* The task *
Reproduce every line of the entries below word for word, changing nothing.

* BEGIN *

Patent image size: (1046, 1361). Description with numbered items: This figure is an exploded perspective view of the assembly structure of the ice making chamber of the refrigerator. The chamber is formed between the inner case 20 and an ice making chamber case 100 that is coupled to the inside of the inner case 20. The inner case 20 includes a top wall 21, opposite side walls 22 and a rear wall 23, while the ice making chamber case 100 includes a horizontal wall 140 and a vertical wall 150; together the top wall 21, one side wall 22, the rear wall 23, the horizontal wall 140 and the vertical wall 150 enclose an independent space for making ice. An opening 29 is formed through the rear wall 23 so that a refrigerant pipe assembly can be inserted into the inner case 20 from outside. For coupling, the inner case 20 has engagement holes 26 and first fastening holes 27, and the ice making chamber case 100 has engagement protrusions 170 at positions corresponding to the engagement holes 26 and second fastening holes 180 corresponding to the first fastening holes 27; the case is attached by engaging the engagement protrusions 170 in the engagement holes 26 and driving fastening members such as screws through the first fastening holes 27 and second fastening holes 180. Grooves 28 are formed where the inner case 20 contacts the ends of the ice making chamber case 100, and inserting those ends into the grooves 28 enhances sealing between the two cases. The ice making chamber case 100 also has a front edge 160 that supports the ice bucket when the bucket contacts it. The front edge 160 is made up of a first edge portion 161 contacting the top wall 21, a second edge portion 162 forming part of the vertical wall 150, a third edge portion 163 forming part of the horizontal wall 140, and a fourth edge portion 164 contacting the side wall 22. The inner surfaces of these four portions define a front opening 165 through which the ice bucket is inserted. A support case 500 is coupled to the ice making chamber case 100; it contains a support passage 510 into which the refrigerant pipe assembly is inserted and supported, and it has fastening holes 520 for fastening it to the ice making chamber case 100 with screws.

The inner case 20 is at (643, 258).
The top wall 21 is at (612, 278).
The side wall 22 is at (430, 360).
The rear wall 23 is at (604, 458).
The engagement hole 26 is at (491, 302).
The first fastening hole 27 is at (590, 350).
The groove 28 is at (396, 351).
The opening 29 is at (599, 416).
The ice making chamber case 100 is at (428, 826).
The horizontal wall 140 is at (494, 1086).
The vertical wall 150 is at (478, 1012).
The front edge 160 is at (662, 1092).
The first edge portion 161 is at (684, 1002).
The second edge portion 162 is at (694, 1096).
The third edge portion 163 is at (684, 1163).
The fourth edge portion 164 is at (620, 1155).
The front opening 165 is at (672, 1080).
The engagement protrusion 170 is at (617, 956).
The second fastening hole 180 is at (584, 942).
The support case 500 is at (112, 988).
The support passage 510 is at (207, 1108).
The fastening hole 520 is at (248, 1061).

* END *

* Output below *
Patent image size: (1046, 1361). Description with numbered items: This figure is an exploded perspective view of the assembly structure of the ice making chamber of the refrigerator. The chamber is formed between the inner case 20 and an ice making chamber case 100 that is coupled to the inside of the inner case 20. The inner case 20 includes a top wall 21, opposite side walls 22 and a rear wall 23, while the ice making chamber case 100 includes a horizontal wall 140 and a vertical wall 150; together the top wall 21, one side wall 22, the rear wall 23, the horizontal wall 140 and the vertical wall 150 enclose an independent space for making ice. An opening 29 is formed through the rear wall 23 so that a refrigerant pipe assembly can be inserted into the inner case 20 from outside. For coupling, the inner case 20 has engagement holes 26 and first fastening holes 27, and the ice making chamber case 100 has engagement protrusions 170 at positions corresponding to the engagement holes 26 and second fastening holes 180 corresponding to the first fastening holes 27; the case is attached by engaging the engagement protrusions 170 in the engagement holes 26 and driving fastening members such as screws through the first fastening holes 27 and second fastening holes 180. Grooves 28 are formed where the inner case 20 contacts the ends of the ice making chamber case 100, and inserting those ends into the grooves 28 enhances sealing between the two cases. The ice making chamber case 100 also has a front edge 160 that supports the ice bucket when the bucket contacts it. The front edge 160 is made up of a first edge portion 161 contacting the top wall 21, a second edge portion 162 forming part of the vertical wall 150, a third edge portion 163 forming part of the horizontal wall 140, and a fourth edge portion 164 contacting the side wall 22. The inner surfaces of these four portions define a front opening 165 through which the ice bucket is inserted. A support case 500 is coupled to the ice making chamber case 100; it contains a support passage 510 into which the refrigerant pipe assembly is inserted and supported, and it has fastening holes 520 for fastening it to the ice making chamber case 100 with screws.

The inner case 20 is at (643, 258).
The top wall 21 is at (612, 278).
The side wall 22 is at (430, 360).
The rear wall 23 is at (604, 458).
The engagement hole 26 is at (491, 302).
The first fastening hole 27 is at (590, 350).
The groove 28 is at (396, 351).
The opening 29 is at (599, 416).
The ice making chamber case 100 is at (428, 826).
The horizontal wall 140 is at (494, 1086).
The vertical wall 150 is at (478, 1012).
The front edge 160 is at (662, 1092).
The first edge portion 161 is at (684, 1002).
The second edge portion 162 is at (694, 1096).
The third edge portion 163 is at (684, 1163).
The fourth edge portion 164 is at (620, 1155).
The front opening 165 is at (672, 1080).
The engagement protrusion 170 is at (617, 956).
The second fastening hole 180 is at (584, 942).
The support case 500 is at (112, 988).
The support passage 510 is at (207, 1108).
The fastening hole 520 is at (248, 1061).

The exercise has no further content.